# START OF SOURCE MATERIAL
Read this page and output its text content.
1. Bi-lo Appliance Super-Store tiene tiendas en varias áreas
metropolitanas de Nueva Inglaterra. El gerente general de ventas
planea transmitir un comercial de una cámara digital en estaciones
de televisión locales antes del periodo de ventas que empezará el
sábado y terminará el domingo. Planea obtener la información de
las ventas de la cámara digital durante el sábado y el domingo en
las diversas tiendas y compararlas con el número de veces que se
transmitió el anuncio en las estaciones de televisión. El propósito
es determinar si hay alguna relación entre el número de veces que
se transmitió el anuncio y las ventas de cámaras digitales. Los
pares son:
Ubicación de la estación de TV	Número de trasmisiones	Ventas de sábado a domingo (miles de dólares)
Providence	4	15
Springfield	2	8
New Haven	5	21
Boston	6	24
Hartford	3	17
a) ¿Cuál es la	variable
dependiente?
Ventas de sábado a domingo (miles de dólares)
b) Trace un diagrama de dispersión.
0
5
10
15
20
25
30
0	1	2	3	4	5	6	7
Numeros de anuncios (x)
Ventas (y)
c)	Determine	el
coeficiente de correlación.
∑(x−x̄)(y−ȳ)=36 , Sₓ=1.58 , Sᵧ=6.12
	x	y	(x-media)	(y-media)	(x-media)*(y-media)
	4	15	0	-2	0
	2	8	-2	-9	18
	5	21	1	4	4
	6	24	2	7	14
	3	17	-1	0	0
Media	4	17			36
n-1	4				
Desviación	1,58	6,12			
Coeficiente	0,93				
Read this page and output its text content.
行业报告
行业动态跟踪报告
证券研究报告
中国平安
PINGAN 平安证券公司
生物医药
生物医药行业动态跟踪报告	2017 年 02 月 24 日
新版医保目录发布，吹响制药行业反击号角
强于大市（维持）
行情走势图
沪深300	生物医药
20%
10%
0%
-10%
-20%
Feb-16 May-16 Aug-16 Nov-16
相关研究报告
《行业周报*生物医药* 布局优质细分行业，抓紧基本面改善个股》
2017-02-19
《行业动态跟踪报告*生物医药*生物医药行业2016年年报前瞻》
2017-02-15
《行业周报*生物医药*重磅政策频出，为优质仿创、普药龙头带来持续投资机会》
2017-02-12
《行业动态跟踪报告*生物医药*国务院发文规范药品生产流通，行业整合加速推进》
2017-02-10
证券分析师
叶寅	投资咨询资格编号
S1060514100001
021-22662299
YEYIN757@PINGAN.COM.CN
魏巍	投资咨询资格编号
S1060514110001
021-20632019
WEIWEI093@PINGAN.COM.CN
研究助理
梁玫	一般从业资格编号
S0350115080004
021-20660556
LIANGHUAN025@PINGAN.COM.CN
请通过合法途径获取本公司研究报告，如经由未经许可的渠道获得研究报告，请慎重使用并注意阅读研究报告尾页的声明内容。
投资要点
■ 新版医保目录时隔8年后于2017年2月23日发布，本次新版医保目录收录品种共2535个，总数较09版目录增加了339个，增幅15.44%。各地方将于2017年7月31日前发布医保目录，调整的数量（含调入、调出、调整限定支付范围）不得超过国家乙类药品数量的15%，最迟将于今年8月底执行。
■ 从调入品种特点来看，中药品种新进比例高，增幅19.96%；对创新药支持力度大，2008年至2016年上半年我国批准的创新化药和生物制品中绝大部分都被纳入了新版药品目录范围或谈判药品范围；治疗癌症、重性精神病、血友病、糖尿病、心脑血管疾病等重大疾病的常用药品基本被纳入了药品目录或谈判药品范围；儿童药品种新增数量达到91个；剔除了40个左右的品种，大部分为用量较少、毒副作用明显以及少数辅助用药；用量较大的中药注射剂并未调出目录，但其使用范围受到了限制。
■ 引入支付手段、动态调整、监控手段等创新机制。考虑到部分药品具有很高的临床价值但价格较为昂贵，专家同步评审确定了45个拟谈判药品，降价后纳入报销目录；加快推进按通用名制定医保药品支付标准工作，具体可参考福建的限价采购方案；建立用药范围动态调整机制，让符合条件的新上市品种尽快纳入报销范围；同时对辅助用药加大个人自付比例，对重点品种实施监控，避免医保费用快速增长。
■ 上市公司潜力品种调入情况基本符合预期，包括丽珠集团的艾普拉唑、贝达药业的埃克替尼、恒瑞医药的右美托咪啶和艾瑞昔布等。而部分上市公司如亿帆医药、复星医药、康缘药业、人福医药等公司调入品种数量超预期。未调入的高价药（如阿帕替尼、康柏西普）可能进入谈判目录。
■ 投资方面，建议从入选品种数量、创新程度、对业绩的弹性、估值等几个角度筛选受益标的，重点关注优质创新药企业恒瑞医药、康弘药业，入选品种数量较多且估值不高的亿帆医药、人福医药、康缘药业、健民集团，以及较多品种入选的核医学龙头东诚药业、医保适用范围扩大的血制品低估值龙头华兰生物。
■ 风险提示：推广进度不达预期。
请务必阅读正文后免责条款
# END OF SOURCE MATERIAL
**STATED PROBLEM:** Print all of the entries again, exactly as written.

**IN RESPONSE:**
Read this page and output its text content.
1. Bi-lo Appliance Super-Store tiene tiendas en varias áreas
metropolitanas de Nueva Inglaterra. El gerente general de ventas
planea transmitir un comercial de una cámara digital en estaciones
de televisión locales antes del periodo de ventas que empezará el
sábado y terminará el domingo. Planea obtener la información de
las ventas de la cámara digital durante el sábado y el domingo en
las diversas tiendas y compararlas con el número de veces que se
transmitió el anuncio en las estaciones de televisión. El propósito
es determinar si hay alguna relación entre el número de veces que
se transmitió el anuncio y las ventas de cámaras digitales. Los
pares son:
Ubicación de la estación de TV	Número de trasmisiones	Ventas de sábado a domingo (miles de dólares)
Providence	4	15
Springfield	2	8
New Haven	5	21
Boston	6	24
Hartford	3	17
a) ¿Cuál es la	variable
dependiente?
Ventas de sábado a domingo (miles de dólares)
b) Trace un diagrama de dispersión.
0
5
10
15
20
25
30
0	1	2	3	4	5	6	7
Numeros de anuncios (x)
Ventas (y)
c)	Determine	el
coeficiente de correlación.
∑(x−x̄)(y−ȳ)=36 , Sₓ=1.58 , Sᵧ=6.12
	x	y	(x-media)	(y-media)	(x-media)*(y-media)
	4	15	0	-2	0
	2	8	-2	-9	18
	5	21	1	4	4
	6	24	2	7	14
	3	17	-1	0	0
Media	4	17			36
n-1	4				
Desviación	1,58	6,12			
Coeficiente	0,93				
Read this page and output its text content.
行业报告
行业动态跟踪报告
证券研究报告
中国平安
PINGAN 平安证券公司
生物医药
生物医药行业动态跟踪报告	2017 年 02 月 24 日
新版医保目录发布，吹响制药行业反击号角
强于大市（维持）
行情走势图
沪深300	生物医药
20%
10%
0%
-10%
-20%
Feb-16 May-16 Aug-16 Nov-16
相关研究报告
《行业周报*生物医药* 布局优质细分行业，抓紧基本面改善个股》
2017-02-19
《行业动态跟踪报告*生物医药*生物医药行业2016年年报前瞻》
2017-02-15
《行业周报*生物医药*重磅政策频出，为优质仿创、普药龙头带来持续投资机会》
2017-02-12
《行业动态跟踪报告*生物医药*国务院发文规范药品生产流通，行业整合加速推进》
2017-02-10
证券分析师
叶寅	投资咨询资格编号
S1060514100001
021-22662299
YEYIN757@PINGAN.COM.CN
魏巍	投资咨询资格编号
S1060514110001
021-20632019
WEIWEI093@PINGAN.COM.CN
研究助理
梁玫	一般从业资格编号
S0350115080004
021-20660556
LIANGHUAN025@PINGAN.COM.CN
请通过合法途径获取本公司研究报告，如经由未经许可的渠道获得研究报告，请慎重使用并注意阅读研究报告尾页的声明内容。
投资要点
■ 新版医保目录时隔8年后于2017年2月23日发布，本次新版医保目录收录品种共2535个，总数较09版目录增加了339个，增幅15.44%。各地方将于2017年7月31日前发布医保目录，调整的数量（含调入、调出、调整限定支付范围）不得超过国家乙类药品数量的15%，最迟将于今年8月底执行。
■ 从调入品种特点来看，中药品种新进比例高，增幅19.96%；对创新药支持力度大，2008年至2016年上半年我国批准的创新化药和生物制品中绝大部分都被纳入了新版药品目录范围或谈判药品范围；治疗癌症、重性精神病、血友病、糖尿病、心脑血管疾病等重大疾病的常用药品基本被纳入了药品目录或谈判药品范围；儿童药品种新增数量达到91个；剔除了40个左右的品种，大部分为用量较少、毒副作用明显以及少数辅助用药；用量较大的中药注射剂并未调出目录，但其使用范围受到了限制。
■ 引入支付手段、动态调整、监控手段等创新机制。考虑到部分药品具有很高的临床价值但价格较为昂贵，专家同步评审确定了45个拟谈判药品，降价后纳入报销目录；加快推进按通用名制定医保药品支付标准工作，具体可参考福建的限价采购方案；建立用药范围动态调整机制，让符合条件的新上市品种尽快纳入报销范围；同时对辅助用药加大个人自付比例，对重点品种实施监控，避免医保费用快速增长。
■ 上市公司潜力品种调入情况基本符合预期，包括丽珠集团的艾普拉唑、贝达药业的埃克替尼、恒瑞医药的右美托咪啶和艾瑞昔布等。而部分上市公司如亿帆医药、复星医药、康缘药业、人福医药等公司调入品种数量超预期。未调入的高价药（如阿帕替尼、康柏西普）可能进入谈判目录。
■ 投资方面，建议从入选品种数量、创新程度、对业绩的弹性、估值等几个角度筛选受益标的，重点关注优质创新药企业恒瑞医药、康弘药业，入选品种数量较多且估值不高的亿帆医药、人福医药、康缘药业、健民集团，以及较多品种入选的核医学龙头东诚药业、医保适用范围扩大的血制品低估值龙头华兰生物。
■ 风险提示：推广进度不达预期。
请务必阅读正文后免责条款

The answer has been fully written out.